**INSTRUCTIONS TO FOLLOW:**
Transcribe the data that follows precisely, omitting nothing.

**DATASET ENTRIES:**
★ ★ ★

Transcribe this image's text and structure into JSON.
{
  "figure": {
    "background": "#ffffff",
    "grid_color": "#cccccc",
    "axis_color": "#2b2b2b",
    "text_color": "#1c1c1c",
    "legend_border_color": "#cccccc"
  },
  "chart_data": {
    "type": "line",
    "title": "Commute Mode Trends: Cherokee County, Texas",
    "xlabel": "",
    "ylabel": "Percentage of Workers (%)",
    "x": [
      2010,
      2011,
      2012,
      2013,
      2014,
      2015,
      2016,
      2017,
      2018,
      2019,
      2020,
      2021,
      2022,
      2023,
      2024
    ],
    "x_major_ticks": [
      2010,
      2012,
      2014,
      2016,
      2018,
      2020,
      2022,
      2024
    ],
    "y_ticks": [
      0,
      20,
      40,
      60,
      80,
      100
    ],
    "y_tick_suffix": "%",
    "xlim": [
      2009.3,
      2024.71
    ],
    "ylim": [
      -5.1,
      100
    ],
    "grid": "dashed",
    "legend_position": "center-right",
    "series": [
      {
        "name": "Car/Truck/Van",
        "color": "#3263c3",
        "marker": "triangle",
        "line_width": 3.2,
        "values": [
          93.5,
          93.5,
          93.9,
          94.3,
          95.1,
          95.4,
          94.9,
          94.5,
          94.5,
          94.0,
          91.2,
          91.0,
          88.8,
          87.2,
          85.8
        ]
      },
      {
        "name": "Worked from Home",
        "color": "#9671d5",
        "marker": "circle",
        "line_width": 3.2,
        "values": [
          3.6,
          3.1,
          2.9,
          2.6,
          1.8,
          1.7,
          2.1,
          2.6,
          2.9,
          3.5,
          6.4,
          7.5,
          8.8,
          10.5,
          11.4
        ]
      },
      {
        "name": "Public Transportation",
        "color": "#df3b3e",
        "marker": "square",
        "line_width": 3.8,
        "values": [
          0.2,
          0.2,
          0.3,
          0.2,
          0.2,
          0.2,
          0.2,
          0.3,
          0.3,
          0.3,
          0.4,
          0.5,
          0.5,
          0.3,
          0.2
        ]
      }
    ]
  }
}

★ ★ ★

**EXERCISE OUTPUT:**
Transcribe this image's text and structure into JSON.
{
  "figure": {
    "background": "#ffffff",
    "grid_color": "#cccccc",
    "axis_color": "#2b2b2b",
    "text_color": "#1c1c1c",
    "legend_border_color": "#cccccc"
  },
  "chart_data": {
    "type": "line",
    "title": "Commute Mode Trends: Cherokee County, Texas",
    "xlabel": "",
    "ylabel": "Percentage of Workers (%)",
    "x": [
      2010,
      2011,
      2012,
      2013,
      2014,
      2015,
      2016,
      2017,
      2018,
      2019,
      2020,
      2021,
      2022,
      2023,
      2024
    ],
    "x_major_ticks": [
      2010,
      2012,
      2014,
      2016,
      2018,
      2020,
      2022,
      2024
    ],
    "y_ticks": [
      0,
      20,
      40,
      60,
      80,
      100
    ],
    "y_tick_suffix": "%",
    "xlim": [
      2009.3,
      2024.71
    ],
    "ylim": [
      -5.1,
      100
    ],
    "grid": "dashed",
    "legend_position": "center-right",
    "series": [
      {
        "name": "Car/Truck/Van",
        "color": "#3263c3",
        "marker": "triangle",
        "line_width": 3.2,
        "values": [
          93.5,
          93.5,
          93.9,
          94.3,
          95.1,
          95.4,
          94.9,
          94.5,
          94.5,
          94.0,
          91.2,
          91.0,
          88.8,
          87.2,
          85.8
        ]
      },
      {
        "name": "Worked from Home",
        "color": "#9671d5",
        "marker": "circle",
        "line_width": 3.2,
        "values": [
          3.6,
          3.1,
          2.9,
          2.6,
          1.8,
          1.7,
          2.1,
          2.6,
          2.9,
          3.5,
          6.4,
          7.5,
          8.8,
          10.5,
          11.4
        ]
      },
      {
        "name": "Public Transportation",
        "color": "#df3b3e",
        "marker": "square",
        "line_width": 3.8,
        "values": [
          0.2,
          0.2,
          0.3,
          0.2,
          0.2,
          0.2,
          0.2,
          0.3,
          0.3,
          0.3,
          0.4,
          0.5,
          0.5,
          0.3,
          0.2
        ]
      }
    ]
  }
}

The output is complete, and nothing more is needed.